** Aim of the task **
Whenever a line contains the string "Petri", copy it out of the entries.

Extracted data entries:

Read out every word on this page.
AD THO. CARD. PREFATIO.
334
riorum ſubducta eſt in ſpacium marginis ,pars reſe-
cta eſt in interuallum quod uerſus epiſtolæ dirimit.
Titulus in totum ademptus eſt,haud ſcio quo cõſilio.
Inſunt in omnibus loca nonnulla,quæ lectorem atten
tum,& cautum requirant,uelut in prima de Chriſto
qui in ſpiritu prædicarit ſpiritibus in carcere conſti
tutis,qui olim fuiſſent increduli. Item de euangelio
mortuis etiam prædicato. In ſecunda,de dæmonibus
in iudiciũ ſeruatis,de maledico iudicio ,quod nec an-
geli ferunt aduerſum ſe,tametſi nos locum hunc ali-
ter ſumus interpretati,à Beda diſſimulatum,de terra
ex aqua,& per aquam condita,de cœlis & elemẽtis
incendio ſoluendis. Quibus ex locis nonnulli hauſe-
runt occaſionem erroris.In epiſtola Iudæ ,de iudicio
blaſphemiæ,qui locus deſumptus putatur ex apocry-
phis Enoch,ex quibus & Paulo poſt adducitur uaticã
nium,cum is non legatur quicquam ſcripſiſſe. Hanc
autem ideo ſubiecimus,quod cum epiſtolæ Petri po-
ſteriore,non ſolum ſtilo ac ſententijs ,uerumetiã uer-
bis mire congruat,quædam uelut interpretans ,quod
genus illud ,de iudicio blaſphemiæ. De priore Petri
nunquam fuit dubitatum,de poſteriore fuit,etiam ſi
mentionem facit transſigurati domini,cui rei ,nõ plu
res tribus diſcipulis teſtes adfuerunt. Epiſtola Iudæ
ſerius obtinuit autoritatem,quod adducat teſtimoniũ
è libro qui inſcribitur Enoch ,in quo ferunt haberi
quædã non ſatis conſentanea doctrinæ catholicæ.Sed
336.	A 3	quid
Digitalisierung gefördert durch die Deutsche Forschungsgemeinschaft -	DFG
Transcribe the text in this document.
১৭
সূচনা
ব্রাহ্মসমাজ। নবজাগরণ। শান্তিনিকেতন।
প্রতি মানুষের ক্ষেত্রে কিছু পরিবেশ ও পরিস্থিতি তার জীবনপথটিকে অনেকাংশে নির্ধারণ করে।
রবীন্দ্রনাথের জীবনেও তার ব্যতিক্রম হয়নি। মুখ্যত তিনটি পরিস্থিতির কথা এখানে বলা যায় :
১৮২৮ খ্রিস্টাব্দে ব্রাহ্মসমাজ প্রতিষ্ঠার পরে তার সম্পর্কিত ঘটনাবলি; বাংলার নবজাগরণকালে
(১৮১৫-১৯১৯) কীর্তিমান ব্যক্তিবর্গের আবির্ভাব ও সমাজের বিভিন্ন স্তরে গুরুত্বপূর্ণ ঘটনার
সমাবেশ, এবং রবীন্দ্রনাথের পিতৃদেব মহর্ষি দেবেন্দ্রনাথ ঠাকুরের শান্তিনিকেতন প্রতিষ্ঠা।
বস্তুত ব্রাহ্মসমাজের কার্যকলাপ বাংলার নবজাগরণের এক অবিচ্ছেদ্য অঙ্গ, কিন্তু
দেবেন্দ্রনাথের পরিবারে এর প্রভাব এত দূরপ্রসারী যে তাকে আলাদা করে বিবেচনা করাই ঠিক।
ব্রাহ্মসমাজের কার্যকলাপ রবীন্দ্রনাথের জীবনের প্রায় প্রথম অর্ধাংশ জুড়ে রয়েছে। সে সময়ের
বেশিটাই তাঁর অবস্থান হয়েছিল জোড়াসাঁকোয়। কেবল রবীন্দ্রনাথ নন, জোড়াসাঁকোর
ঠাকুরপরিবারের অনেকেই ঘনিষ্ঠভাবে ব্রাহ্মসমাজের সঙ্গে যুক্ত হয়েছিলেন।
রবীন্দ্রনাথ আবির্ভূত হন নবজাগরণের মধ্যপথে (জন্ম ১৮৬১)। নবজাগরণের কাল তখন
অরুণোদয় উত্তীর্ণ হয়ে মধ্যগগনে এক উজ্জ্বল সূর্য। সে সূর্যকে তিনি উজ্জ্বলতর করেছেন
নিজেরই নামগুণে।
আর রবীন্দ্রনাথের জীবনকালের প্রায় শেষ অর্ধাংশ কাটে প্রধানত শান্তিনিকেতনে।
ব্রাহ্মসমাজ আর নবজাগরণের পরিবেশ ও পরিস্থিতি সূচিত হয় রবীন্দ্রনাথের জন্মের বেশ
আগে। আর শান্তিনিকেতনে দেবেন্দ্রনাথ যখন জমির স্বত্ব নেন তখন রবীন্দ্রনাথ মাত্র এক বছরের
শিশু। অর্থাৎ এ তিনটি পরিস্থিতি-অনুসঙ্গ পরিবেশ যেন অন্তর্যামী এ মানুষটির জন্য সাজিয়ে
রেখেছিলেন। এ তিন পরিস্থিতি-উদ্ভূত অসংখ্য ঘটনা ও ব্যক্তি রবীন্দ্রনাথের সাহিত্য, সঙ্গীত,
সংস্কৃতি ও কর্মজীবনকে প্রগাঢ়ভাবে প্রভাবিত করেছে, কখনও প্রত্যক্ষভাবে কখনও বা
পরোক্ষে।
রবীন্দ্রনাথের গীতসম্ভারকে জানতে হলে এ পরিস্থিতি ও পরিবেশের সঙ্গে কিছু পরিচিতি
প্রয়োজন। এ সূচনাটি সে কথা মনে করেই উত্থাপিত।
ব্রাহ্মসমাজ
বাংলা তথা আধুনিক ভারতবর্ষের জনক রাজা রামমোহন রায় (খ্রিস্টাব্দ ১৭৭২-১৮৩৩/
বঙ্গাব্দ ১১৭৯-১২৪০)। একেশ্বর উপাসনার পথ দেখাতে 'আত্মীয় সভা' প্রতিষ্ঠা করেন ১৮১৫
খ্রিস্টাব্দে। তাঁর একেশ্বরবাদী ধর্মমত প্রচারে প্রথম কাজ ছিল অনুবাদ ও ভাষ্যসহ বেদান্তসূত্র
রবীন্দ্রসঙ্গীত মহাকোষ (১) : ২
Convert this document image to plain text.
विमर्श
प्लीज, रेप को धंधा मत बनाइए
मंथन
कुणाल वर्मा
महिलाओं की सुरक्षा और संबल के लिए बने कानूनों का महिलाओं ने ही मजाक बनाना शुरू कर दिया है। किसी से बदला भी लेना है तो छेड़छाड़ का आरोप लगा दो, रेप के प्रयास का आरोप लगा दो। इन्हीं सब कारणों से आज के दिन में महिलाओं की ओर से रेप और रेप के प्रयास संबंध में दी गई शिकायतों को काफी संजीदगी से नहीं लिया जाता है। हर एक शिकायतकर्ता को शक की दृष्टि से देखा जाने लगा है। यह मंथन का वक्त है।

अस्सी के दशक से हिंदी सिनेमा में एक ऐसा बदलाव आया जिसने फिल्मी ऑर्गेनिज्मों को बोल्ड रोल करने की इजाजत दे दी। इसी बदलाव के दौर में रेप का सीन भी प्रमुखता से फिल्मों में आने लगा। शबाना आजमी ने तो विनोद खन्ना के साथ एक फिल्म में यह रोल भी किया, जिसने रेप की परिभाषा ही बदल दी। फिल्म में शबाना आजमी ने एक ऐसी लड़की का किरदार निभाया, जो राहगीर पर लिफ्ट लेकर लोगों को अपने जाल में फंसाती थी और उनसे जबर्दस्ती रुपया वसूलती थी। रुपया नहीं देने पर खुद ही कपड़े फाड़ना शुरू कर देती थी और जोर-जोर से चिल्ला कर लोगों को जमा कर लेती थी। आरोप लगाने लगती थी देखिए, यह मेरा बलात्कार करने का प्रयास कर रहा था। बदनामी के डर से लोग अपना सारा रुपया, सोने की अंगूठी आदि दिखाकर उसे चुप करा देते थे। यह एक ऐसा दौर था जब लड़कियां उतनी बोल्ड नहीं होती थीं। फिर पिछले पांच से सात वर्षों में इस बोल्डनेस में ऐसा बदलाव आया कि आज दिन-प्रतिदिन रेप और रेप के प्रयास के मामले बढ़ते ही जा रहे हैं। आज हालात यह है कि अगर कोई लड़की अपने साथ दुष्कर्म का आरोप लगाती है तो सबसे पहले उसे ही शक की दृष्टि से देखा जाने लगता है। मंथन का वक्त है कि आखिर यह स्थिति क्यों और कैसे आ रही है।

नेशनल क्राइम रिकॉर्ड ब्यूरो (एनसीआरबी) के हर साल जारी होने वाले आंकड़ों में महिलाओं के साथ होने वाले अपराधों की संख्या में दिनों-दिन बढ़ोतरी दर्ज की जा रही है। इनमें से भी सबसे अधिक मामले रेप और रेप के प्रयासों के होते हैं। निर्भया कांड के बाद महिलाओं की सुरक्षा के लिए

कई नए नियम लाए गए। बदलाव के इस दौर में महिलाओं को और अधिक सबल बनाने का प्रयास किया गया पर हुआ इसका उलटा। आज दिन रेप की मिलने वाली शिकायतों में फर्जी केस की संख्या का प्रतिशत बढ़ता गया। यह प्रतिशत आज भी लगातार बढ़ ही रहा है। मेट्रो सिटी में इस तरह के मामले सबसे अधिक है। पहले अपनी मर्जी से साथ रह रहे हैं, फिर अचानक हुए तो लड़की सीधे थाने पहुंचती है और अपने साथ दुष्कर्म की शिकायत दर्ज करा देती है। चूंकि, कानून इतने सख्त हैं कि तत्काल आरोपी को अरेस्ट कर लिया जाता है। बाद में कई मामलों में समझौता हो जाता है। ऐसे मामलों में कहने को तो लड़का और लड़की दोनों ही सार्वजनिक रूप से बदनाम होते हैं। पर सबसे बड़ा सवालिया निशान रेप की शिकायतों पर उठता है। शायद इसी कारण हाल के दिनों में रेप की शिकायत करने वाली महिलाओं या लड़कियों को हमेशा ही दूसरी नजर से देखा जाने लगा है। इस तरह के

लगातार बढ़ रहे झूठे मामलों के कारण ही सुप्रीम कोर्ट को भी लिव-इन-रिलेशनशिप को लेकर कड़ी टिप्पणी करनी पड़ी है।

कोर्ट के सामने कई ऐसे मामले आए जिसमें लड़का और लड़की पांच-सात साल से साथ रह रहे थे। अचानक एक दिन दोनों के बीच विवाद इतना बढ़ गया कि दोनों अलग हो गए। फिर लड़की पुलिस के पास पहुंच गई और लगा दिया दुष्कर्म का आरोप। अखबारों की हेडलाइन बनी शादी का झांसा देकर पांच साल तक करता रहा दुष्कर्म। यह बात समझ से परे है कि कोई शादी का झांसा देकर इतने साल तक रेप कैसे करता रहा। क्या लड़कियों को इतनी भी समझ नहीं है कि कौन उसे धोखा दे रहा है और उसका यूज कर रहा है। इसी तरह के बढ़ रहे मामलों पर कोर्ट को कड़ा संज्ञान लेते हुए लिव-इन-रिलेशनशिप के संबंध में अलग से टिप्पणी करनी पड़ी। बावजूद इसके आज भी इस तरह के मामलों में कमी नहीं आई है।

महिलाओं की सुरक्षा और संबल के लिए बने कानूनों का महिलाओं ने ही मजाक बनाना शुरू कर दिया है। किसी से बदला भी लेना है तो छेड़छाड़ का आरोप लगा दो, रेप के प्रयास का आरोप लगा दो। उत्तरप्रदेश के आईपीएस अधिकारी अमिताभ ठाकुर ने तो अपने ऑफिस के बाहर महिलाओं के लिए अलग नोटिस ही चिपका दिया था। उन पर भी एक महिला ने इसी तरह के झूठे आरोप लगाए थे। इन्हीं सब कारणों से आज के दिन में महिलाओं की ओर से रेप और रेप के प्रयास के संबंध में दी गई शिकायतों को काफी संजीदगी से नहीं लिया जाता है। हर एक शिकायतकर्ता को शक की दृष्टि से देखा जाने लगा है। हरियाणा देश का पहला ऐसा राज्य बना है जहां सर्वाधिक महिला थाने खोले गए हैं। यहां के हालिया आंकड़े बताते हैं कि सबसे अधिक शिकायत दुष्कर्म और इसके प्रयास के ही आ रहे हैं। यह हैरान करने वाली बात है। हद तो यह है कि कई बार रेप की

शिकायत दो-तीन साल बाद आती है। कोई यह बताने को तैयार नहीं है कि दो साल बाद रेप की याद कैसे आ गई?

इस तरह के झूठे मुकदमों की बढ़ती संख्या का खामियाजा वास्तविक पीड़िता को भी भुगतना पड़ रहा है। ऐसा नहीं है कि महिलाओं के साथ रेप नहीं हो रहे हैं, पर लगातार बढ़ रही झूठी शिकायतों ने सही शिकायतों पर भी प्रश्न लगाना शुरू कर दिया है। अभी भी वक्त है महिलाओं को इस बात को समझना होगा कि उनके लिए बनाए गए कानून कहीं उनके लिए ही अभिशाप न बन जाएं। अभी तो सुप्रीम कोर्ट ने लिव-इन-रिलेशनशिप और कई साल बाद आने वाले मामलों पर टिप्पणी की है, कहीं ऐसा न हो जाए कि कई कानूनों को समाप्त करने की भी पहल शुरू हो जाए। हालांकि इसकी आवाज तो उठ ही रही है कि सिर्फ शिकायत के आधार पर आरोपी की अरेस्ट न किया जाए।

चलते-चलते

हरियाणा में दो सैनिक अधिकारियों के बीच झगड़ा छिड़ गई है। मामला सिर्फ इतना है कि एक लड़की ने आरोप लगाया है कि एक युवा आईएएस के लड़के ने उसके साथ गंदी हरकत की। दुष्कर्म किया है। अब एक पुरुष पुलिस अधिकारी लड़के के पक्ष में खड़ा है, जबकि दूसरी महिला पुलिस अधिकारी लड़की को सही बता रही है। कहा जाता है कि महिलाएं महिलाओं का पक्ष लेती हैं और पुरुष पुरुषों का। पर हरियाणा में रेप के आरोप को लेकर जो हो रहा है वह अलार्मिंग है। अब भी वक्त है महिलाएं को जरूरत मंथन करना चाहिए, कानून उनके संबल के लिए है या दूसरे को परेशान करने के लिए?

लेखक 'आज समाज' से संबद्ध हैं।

** Output below **
autem ideo ſubiecimus,quod cum epiſtolæ Petri po-
genus illud ,de iudicio blaſphemiæ. De priore Petri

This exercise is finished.